─── Page text

Anna Funder very sharply describes the building in Stasiland, and it's certainly one of the best parts of the novel. The overall impression is that of technological low-tech (the smell samples in glass jars being a high point), of endemic tackiness in every area of life, the blandness of existence and the omnipresence of crime under the most benign appearances, as exemplified by the reconstructed paddy waggon in the main hall, in which political prisoners were driven around between prisons and law courts and which paraded as bakery or camper vans. The delightful frilly curtains at the window act as a particularly sinister counterpoint to the row of dark, tiny cells. Curtain arrangements are also bewilderingly complex in Mielke's rooms and it looks like layer upon layer of them were perpetually drawn on the outside world, whatever the time of day or the season. The summer light filtering through the layers of brown patterned nylon gives off a sickly golden glow which lingers in the airless, stifling interior of the recluse - a bit like my neighbour across the courtyard - and is somehow reminiscent of those eternal summers in seventies soft-porn flicks. In her novel Anna Funder talks of the smell of old men which had pervaded everything to such an extent that no cleaning-lady had ever been able to get rid of it. The GDR was first and foremost a gerontocracy - hence the irredeemable unsexiness of the enterprise - and in one of the corridors I had the impression I could smell something peculiar which could have been the smell of those men, tinged maybe with lino detergent, fumes from the canteen, sweat oozing out of every wall, the heady cocktail of madness in closed circuit and the rat-cage of a small, frozen city out of which sensuality and beauty had been, as another form of visual torture, systematically and surgically removed.

──────

▶ Exercise aim: Decide whether each statement agrees with the passage above about the building described in Stasiland, answering yes or no and quoting the deciding words: (a) the reconstructed paddy waggon in the main hall passed itself off as bakery or camper vans; (b) the curtains in Mielke's rooms were drawn only during the winter; (c) a cleaning-lady eventually got rid of the smell of old men.

─── Source data

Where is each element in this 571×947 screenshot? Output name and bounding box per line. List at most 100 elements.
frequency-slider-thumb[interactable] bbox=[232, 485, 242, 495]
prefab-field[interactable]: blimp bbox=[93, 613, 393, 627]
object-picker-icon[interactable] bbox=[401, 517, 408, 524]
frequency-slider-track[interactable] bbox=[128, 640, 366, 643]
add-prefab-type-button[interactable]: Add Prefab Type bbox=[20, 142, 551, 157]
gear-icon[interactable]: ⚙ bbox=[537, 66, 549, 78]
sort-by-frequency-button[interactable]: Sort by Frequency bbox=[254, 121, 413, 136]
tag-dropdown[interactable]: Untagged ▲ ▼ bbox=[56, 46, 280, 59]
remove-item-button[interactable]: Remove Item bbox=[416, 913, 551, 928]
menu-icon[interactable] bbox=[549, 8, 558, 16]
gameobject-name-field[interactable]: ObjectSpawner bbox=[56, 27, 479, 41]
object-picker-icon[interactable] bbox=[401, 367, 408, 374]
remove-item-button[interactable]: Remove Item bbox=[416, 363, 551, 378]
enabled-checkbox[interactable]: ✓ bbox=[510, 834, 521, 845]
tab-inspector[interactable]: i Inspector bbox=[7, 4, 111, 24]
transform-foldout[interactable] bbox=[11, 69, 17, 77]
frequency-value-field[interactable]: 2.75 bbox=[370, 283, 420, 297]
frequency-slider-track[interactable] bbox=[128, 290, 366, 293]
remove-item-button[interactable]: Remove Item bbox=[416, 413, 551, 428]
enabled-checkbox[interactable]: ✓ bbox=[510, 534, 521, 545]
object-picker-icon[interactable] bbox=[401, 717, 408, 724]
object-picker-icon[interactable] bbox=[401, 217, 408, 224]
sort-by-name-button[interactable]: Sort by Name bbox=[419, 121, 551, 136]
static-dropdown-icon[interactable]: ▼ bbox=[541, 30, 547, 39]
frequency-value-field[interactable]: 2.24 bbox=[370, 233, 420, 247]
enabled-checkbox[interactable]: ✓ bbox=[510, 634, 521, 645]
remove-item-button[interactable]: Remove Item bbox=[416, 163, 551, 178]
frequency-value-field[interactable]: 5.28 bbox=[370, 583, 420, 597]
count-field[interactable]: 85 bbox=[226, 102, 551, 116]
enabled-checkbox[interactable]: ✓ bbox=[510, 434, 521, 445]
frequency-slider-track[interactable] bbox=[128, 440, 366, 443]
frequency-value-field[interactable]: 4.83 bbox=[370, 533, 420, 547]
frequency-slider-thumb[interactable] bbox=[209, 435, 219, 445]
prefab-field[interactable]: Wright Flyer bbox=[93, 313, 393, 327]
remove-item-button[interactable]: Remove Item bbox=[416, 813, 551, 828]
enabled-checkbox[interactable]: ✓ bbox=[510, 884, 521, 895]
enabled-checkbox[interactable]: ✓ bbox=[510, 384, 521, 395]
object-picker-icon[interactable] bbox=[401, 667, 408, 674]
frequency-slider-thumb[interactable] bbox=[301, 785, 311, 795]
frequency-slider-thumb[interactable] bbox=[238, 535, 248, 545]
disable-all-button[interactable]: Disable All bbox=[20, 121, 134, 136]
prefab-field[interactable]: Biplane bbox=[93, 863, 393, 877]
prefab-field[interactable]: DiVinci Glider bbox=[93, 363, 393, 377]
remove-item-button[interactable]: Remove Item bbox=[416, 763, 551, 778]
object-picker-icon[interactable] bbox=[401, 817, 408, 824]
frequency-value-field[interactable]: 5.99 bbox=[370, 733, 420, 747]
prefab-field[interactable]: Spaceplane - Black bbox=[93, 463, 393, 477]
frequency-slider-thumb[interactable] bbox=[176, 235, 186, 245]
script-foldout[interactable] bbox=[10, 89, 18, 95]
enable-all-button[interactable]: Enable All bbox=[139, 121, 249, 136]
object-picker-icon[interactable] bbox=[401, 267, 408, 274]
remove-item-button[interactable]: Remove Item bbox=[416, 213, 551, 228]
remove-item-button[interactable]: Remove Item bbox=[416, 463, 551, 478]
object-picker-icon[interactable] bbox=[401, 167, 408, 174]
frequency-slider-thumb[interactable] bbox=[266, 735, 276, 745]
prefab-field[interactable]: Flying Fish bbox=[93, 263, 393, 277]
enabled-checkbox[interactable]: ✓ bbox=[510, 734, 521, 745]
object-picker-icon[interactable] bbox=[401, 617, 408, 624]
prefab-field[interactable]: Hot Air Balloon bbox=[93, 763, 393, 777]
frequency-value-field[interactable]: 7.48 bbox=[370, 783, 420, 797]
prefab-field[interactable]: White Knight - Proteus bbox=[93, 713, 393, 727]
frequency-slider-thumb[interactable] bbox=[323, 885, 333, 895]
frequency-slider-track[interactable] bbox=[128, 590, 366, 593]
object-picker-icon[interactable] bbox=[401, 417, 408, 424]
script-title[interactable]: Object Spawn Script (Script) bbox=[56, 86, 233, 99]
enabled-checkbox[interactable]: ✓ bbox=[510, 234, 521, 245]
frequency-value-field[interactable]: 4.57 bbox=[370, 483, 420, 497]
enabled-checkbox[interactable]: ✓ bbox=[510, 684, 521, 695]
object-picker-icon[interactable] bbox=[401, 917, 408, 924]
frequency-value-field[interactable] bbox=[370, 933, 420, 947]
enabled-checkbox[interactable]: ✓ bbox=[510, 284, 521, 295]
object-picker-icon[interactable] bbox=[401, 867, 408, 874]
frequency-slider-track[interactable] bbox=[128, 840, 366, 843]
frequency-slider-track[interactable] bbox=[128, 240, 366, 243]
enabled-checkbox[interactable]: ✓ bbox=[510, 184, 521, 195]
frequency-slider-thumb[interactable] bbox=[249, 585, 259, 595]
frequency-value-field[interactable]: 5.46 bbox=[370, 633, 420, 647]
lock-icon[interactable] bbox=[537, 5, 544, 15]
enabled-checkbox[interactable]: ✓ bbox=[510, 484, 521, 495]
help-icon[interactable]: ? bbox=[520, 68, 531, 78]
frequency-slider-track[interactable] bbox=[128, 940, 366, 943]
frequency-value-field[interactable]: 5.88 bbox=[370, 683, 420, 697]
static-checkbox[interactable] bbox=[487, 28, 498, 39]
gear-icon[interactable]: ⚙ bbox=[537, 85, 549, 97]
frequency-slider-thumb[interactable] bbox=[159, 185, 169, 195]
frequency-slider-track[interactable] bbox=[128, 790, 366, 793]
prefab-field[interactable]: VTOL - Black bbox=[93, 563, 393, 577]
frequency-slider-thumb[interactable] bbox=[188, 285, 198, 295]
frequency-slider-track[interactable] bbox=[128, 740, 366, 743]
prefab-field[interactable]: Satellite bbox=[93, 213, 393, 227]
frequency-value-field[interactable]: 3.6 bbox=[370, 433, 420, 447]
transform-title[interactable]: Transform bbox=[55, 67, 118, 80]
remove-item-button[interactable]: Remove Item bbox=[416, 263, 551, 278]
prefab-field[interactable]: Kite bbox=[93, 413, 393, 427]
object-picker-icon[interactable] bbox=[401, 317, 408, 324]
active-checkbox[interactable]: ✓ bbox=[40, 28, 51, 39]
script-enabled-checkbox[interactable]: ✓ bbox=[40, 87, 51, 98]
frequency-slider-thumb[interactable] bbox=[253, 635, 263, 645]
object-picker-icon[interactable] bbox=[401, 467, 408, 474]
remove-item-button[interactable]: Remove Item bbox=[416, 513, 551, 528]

──────

▶ Answer to this task:
(a) Yes: "which paraded as bakery or camper vans"
(b) No: "layer upon layer of them were perpetually drawn on the outside world, whatever the time of day or the season"
(c) No: "no cleaning-lady had ever been able to get rid of it"